▶ **THE PROBLEM**
Look through the listing for the word "jsou". Copy each line that has it.

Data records
•••••

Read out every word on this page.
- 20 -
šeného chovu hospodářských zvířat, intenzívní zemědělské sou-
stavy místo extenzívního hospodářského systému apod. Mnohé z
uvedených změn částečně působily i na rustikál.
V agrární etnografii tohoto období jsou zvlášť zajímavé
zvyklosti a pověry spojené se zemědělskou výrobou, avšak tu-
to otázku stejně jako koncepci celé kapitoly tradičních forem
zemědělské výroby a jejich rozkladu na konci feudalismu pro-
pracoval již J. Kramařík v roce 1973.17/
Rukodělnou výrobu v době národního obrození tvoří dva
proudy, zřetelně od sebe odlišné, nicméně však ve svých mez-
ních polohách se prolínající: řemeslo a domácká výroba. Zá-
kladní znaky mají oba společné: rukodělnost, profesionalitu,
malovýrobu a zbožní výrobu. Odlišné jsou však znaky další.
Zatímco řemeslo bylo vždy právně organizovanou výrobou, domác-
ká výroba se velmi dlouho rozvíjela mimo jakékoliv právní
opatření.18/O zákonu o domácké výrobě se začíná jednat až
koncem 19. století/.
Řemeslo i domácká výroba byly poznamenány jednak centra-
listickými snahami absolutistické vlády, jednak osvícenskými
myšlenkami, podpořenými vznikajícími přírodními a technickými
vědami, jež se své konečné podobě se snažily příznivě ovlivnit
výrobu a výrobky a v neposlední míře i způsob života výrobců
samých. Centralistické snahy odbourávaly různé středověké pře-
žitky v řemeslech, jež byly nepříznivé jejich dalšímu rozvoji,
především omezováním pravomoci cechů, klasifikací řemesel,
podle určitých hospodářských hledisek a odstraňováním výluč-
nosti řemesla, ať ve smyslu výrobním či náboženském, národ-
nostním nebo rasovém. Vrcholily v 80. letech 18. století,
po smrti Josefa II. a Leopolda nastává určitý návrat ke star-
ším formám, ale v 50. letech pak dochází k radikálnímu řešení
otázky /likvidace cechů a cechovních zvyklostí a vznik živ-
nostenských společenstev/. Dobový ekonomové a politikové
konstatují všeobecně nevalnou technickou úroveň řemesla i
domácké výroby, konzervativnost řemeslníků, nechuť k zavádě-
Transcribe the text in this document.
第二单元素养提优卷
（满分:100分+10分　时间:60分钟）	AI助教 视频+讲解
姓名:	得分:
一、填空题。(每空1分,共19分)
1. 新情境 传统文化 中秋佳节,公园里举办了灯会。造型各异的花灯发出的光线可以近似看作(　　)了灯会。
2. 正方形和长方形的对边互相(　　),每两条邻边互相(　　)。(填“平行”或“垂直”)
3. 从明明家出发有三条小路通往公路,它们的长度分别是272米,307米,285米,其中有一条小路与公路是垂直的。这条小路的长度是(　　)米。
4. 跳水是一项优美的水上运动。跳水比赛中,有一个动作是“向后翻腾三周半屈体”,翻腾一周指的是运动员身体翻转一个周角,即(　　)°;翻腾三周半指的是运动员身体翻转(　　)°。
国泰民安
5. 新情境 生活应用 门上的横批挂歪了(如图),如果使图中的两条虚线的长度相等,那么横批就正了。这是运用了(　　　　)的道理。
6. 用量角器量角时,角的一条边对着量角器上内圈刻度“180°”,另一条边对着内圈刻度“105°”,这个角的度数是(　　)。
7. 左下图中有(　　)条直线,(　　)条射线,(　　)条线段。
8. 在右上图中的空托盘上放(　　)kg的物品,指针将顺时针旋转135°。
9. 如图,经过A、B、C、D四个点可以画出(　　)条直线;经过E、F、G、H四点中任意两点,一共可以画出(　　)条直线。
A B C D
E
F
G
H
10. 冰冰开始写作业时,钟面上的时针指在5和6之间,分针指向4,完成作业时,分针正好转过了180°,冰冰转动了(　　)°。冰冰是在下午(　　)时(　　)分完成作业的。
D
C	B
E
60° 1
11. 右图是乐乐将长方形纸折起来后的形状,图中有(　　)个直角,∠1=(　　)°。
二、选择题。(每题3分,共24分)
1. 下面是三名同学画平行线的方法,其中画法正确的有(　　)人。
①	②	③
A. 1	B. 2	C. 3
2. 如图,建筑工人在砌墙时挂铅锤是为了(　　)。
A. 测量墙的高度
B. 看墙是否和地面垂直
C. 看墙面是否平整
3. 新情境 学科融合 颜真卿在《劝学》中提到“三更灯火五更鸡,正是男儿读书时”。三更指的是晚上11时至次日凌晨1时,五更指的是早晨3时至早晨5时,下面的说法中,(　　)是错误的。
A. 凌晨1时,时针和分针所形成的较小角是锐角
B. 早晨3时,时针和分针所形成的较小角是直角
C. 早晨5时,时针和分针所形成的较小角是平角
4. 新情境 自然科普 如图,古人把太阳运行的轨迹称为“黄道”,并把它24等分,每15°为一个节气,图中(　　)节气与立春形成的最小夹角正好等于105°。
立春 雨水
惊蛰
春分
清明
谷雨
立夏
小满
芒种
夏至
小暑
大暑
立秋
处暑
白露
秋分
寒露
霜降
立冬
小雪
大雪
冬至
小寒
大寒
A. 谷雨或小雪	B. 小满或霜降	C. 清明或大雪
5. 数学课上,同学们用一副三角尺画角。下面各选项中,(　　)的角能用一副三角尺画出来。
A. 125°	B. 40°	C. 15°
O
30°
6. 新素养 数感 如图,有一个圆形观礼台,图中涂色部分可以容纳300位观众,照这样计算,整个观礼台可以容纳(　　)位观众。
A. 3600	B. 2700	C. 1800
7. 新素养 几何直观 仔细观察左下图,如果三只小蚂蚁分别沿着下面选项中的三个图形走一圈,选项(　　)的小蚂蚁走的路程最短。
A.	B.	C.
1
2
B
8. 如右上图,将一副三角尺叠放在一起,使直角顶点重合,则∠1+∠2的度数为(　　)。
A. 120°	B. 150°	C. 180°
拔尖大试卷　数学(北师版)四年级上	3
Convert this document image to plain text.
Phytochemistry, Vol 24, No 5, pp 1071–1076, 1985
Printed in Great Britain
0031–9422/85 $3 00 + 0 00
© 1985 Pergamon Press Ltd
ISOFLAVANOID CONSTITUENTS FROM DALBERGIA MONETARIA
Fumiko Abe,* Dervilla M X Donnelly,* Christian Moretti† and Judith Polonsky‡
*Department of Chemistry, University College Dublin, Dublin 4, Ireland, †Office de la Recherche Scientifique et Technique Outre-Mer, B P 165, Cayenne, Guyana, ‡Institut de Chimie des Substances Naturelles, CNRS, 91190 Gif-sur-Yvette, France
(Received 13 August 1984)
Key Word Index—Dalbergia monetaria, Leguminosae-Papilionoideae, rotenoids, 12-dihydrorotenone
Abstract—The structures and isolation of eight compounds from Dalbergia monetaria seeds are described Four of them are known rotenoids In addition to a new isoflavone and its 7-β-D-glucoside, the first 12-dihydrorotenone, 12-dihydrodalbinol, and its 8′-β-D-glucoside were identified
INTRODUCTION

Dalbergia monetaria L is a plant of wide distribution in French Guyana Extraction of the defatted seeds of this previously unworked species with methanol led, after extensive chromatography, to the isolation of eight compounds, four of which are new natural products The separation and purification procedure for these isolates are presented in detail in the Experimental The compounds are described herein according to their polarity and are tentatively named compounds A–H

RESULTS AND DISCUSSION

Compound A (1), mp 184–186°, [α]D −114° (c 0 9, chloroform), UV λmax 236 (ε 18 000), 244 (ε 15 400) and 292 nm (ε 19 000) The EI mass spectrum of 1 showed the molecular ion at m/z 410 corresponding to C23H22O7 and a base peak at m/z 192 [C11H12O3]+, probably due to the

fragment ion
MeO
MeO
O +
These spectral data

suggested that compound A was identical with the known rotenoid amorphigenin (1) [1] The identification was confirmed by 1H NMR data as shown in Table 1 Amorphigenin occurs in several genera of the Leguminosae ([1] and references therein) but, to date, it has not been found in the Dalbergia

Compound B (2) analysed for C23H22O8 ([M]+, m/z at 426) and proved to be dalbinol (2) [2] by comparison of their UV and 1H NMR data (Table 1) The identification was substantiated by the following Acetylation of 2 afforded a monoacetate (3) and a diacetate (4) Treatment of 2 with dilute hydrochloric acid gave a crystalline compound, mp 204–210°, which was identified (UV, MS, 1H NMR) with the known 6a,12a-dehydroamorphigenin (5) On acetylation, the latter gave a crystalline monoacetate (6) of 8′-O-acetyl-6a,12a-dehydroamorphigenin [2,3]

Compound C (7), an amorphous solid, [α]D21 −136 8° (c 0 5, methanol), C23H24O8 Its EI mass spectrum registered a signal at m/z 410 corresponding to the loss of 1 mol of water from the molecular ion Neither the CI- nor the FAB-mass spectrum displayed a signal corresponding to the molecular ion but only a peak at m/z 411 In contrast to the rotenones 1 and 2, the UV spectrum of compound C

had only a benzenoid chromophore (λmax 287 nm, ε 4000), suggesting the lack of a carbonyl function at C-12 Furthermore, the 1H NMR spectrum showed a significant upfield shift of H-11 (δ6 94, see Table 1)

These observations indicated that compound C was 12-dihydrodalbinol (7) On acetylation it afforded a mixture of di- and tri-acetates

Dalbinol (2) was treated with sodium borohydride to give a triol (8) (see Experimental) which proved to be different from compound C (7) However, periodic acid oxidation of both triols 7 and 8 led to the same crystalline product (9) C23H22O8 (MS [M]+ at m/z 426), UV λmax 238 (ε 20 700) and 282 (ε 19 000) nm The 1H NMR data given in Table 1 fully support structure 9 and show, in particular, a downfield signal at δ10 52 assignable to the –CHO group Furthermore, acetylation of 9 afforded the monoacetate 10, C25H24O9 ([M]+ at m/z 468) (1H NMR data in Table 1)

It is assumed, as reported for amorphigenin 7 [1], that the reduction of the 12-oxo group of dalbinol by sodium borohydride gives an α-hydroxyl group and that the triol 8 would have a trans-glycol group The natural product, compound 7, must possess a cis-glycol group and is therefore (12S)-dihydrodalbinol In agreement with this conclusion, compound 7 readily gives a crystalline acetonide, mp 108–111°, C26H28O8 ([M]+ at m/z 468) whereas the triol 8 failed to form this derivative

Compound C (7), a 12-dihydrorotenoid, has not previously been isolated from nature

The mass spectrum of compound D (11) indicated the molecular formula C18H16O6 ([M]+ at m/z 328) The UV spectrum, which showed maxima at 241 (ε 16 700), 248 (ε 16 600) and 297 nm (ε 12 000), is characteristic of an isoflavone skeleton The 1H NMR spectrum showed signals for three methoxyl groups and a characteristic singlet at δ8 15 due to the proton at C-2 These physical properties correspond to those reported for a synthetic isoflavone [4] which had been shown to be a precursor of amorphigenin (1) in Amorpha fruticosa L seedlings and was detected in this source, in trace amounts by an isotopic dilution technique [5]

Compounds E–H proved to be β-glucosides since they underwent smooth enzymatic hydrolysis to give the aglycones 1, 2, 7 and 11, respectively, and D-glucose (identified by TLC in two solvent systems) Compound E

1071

•••••

▶ **FINAL RESULT**
V agrární etnografii tohoto období jsou zvlášť zajímavé
malovýrobu a zbožní výrobu. Odlišné jsou však znaky další.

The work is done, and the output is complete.